__YOUR TASK__.
Leave out all pictures. Extract exactly the lines from the one containing "Give me the" through the end of the data.

----------

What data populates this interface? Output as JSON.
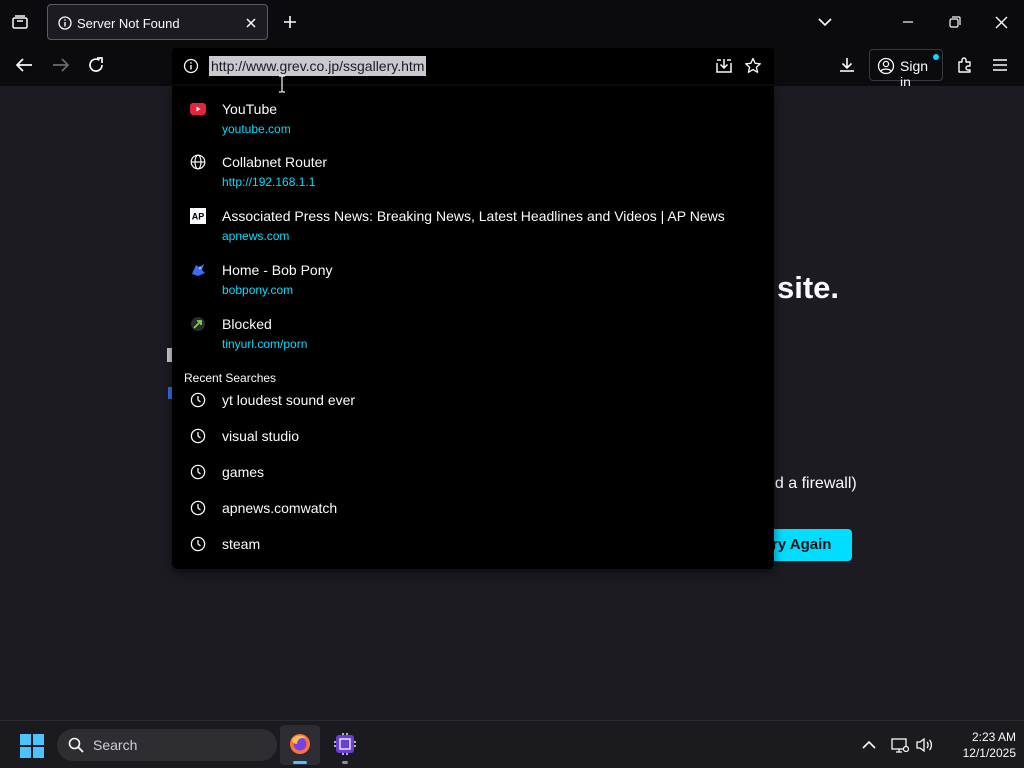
{
  "browser": {
    "tab": {
      "title": "Server Not Found"
    },
    "url": "http://www.grev.co.jp/ssgallery.htm",
    "sign_in_label": "Sign in"
  },
  "page_background": {
    "heading_fragment": "site.",
    "firewall_fragment": "nd a firewall)",
    "try_again_fragment": "ry Again"
  },
  "dropdown": {
    "suggestions": [
      {
        "title": "YouTube",
        "url": "youtube.com",
        "icon": "youtube-icon"
      },
      {
        "title": "Collabnet Router",
        "url": "http://192.168.1.1",
        "icon": "globe-icon"
      },
      {
        "title": "Associated Press News: Breaking News, Latest Headlines and Videos | AP News",
        "url": "apnews.com",
        "icon": "ap-icon"
      },
      {
        "title": "Home - Bob Pony",
        "url": "bobpony.com",
        "icon": "bobpony-icon"
      },
      {
        "title": "Blocked",
        "url": "tinyurl.com/porn",
        "icon": "tinyurl-icon"
      }
    ],
    "recent_header": "Recent Searches",
    "recent_searches": [
      "yt loudest sound ever",
      "visual studio",
      "games",
      "apnews.comwatch",
      "steam"
    ]
  },
  "taskbar": {
    "search_label": "Search",
    "time": "2:23 AM",
    "date": "12/1/2025"
  },
  "colors": {
    "accent": "#00ddff",
    "chrome": "#0b0b0d",
    "page": "#1c1b22"
  }
}
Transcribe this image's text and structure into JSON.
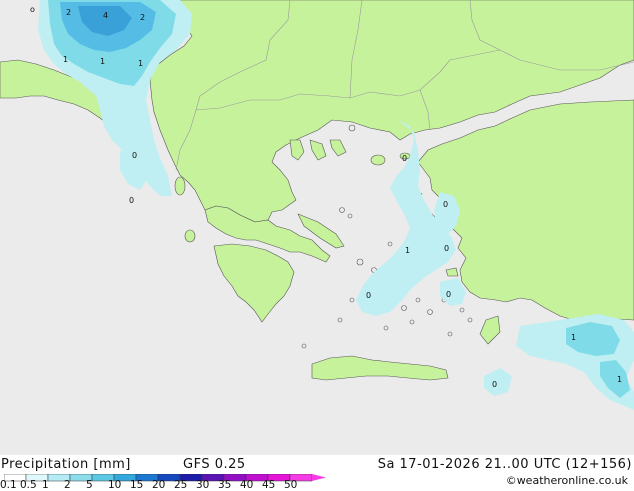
{
  "header": {
    "title": "Precipitation [mm]",
    "model": "GFS 0.25",
    "datetime": "Sa 17-01-2026 21..00 UTC (12+156)",
    "credit": "©weatheronline.co.uk"
  },
  "colors": {
    "sea": "#ebebeb",
    "land": "#c7f29c",
    "border": "#9a9a9a",
    "coast": "#555555",
    "precip_light": "#bfeff2",
    "precip_mid": "#80dbe8",
    "precip_heavy": "#55bde5",
    "precip_max": "#3aa0d8"
  },
  "colorbar": {
    "labels": [
      "0.1",
      "0.5",
      "1",
      "2",
      "5",
      "10",
      "15",
      "20",
      "25",
      "30",
      "35",
      "40",
      "45",
      "50"
    ],
    "colors": [
      "#ffffff",
      "#e0f7fb",
      "#b4ebf4",
      "#8cdceb",
      "#5ec8e4",
      "#33a8dc",
      "#1b77d0",
      "#1547bd",
      "#1b1ca8",
      "#5a14b4",
      "#9110c4",
      "#c010cf",
      "#e514d8",
      "#f53ce6"
    ]
  },
  "map_labels": [
    {
      "id": "lbl-a",
      "text": "o"
    },
    {
      "id": "lbl-b",
      "text": "2"
    },
    {
      "id": "lbl-c",
      "text": "4"
    },
    {
      "id": "lbl-d",
      "text": "2"
    },
    {
      "id": "lbl-e",
      "text": "1"
    },
    {
      "id": "lbl-f",
      "text": "1"
    },
    {
      "id": "lbl-g",
      "text": "1"
    },
    {
      "id": "lbl-h",
      "text": "0"
    },
    {
      "id": "lbl-i",
      "text": "0"
    },
    {
      "id": "lbl-j",
      "text": "0"
    },
    {
      "id": "lbl-k",
      "text": "0"
    },
    {
      "id": "lbl-l",
      "text": "0"
    },
    {
      "id": "lbl-m",
      "text": "1"
    },
    {
      "id": "lbl-n",
      "text": "0"
    },
    {
      "id": "lbl-o",
      "text": "0"
    },
    {
      "id": "lbl-p",
      "text": "1"
    },
    {
      "id": "lbl-q",
      "text": "0"
    },
    {
      "id": "lbl-r",
      "text": "1"
    }
  ]
}
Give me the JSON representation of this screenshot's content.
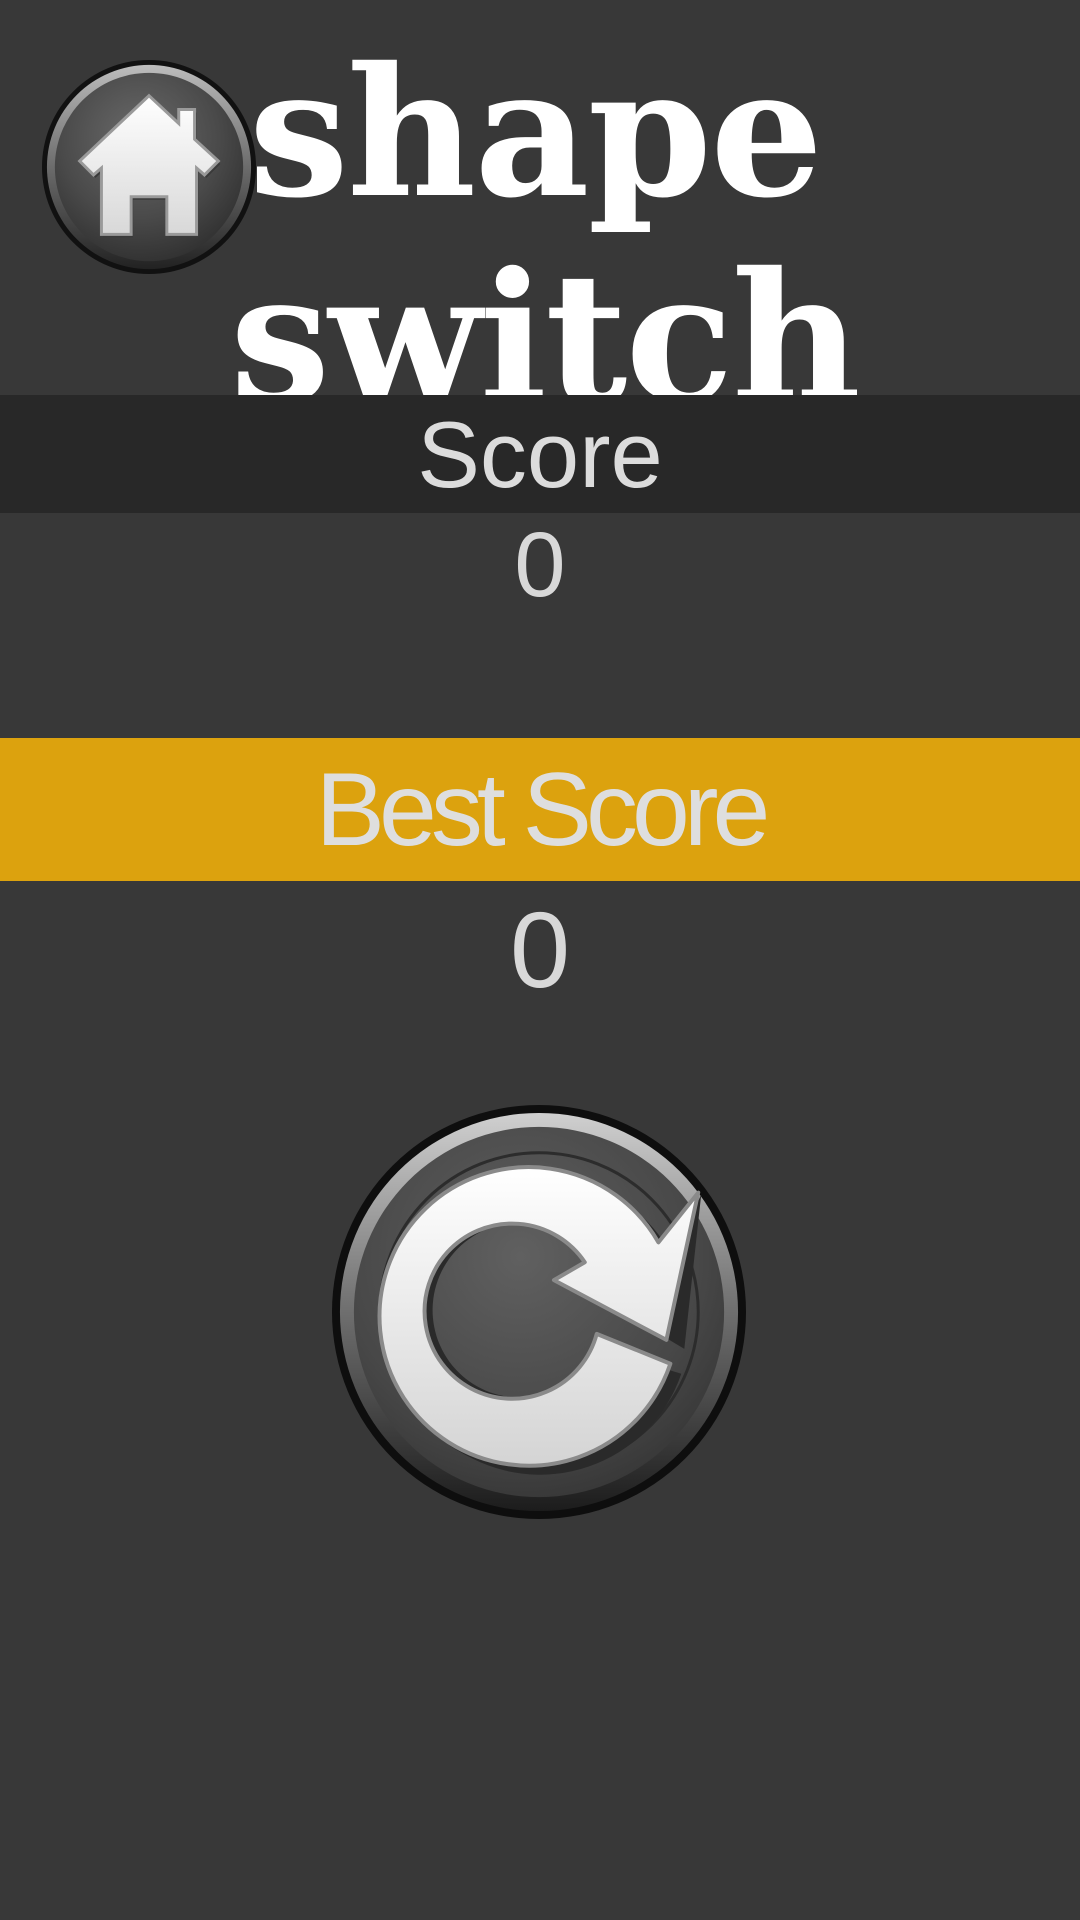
{
  "game": {
    "title_line1": "shape",
    "title_line2": "switch"
  },
  "score": {
    "label": "Score",
    "value": "0"
  },
  "best_score": {
    "label": "Best Score",
    "value": "0"
  },
  "buttons": {
    "home_icon": "home-icon",
    "replay_icon": "replay-icon"
  },
  "colors": {
    "background": "#383838",
    "score_band": "#282828",
    "best_band": "#dca20e",
    "text": "#dcdcdc"
  }
}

----------

__THE RESULT__.
Give me the JSON representation of this screenshot's content.
{
  "game": {
    "title_line1": "shape",
    "title_line2": "switch"
  },
  "score": {
    "label": "Score",
    "value": "0"
  },
  "best_score": {
    "label": "Best Score",
    "value": "0"
  },
  "buttons": {
    "home_icon": "home-icon",
    "replay_icon": "replay-icon"
  },
  "colors": {
    "background": "#383838",
    "score_band": "#282828",
    "best_band": "#dca20e",
    "text": "#dcdcdc"
  }
}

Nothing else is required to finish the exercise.